WRITTEN REQUEST:
Check each line for the word "this" and give how many have it. Say nothing else.

DATASET:
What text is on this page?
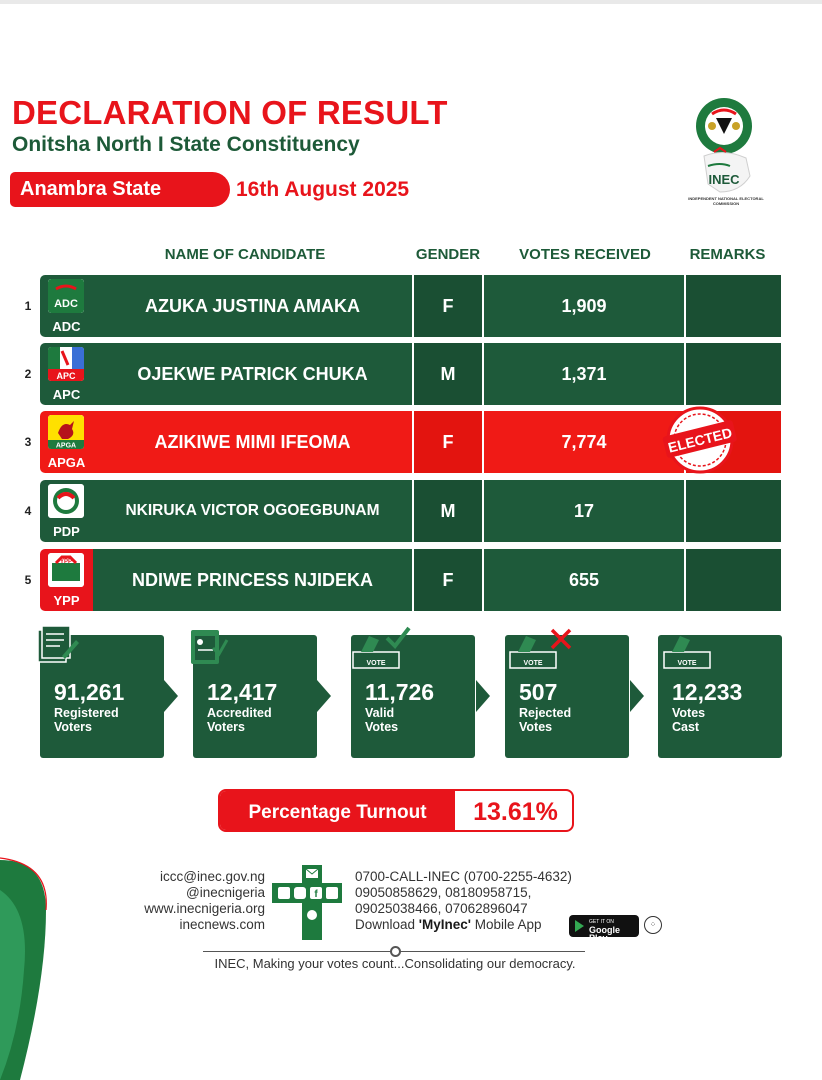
DECLARATION OF RESULT
Onitsha North I State Constituency
Anambra State	16th August 2025	INEC
INDEPENDENT NATIONAL ELECTORAL COMMISSION
NAME OF CANDIDATE	GENDER	VOTES RECEIVED	REMARKS
1 ADC
ADC
AZUKA JUSTINA AMAKA	F	1,909
2	APC
APC
OJEKWE PATRICK CHUKA	M	1,371
3	APGA
APGA
AZIKIWE MIMI IFEOMA	F	7,774	ELECTED
4
PDP
NKIRUKA VICTOR OGOEGBUNAM	M	17
5
YPP
YPP
NDIWE PRINCESS NJIDEKA	F	655
91,261
Registered
Voters
12,417
Accredited
Voters
11,726
Valid
Votes
VOTE
507
Rejected
Votes
VOTE
12,233
Votes
Cast
VOTE
Percentage Turnout	13.61%
iccc@inec.gov.ng
@inecnigeria
www.inecnigeria.org
inecnews.com
f
0700-CALL-INEC (0700-2255-4632)
09050858629, 08180958715,
09025038466, 07062896047
Download 'MyInec' Mobile App	GET IT ON
Google Play
⁘
INEC, Making your votes count...Consolidating our democracy.
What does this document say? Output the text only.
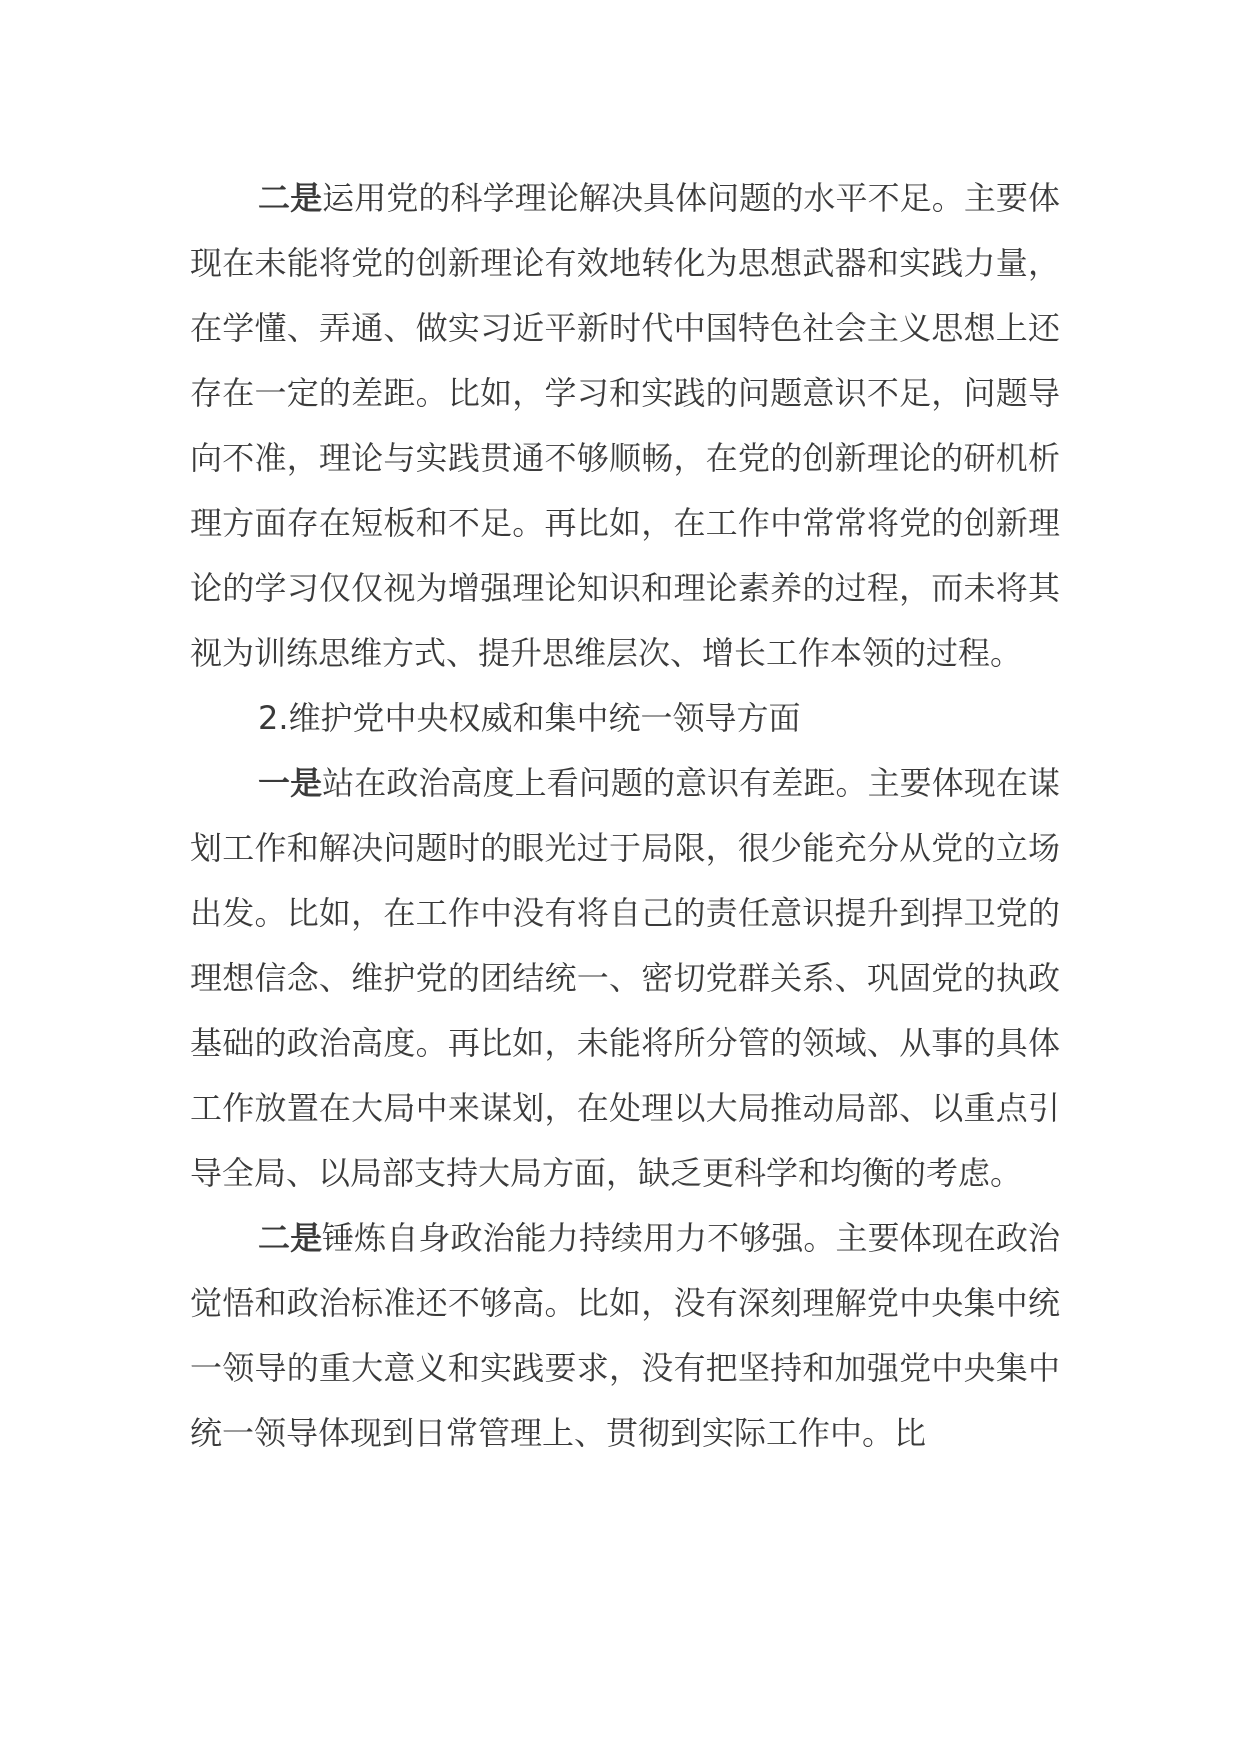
二是运用党的科学理论解决具体问题的水平不足。主要体现在未能将党的创新理论有效地转化为思想武器和实践力量，在学懂、弄通、做实习近平新时代中国特色社会主义思想上还存在一定的差距。比如，学习和实践的问题意识不足，问题导向不准，理论与实践贯通不够顺畅，在党的创新理论的研机析理方面存在短板和不足。再比如，在工作中常常将党的创新理论的学习仅仅视为增强理论知识和理论素养的过程，而未将其视为训练思维方式、提升思维层次、增长工作本领的过程。

2.维护党中央权威和集中统一领导方面

一是站在政治高度上看问题的意识有差距。主要体现在谋划工作和解决问题时的眼光过于局限，很少能充分从党的立场出发。比如，在工作中没有将自己的责任意识提升到捍卫党的理想信念、维护党的团结统一、密切党群关系、巩固党的执政基础的政治高度。再比如，未能将所分管的领域、从事的具体工作放置在大局中来谋划，在处理以大局推动局部、以重点引导全局、以局部支持大局方面，缺乏更科学和均衡的考虑。

二是锤炼自身政治能力持续用力不够强。主要体现在政治觉悟和政治标准还不够高。比如，没有深刻理解党中央集中统一领导的重大意义和实践要求，没有把坚持和加强党中央集中统一领导体现到日常管理上、贯彻到实际工作中。比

ANSWER:
2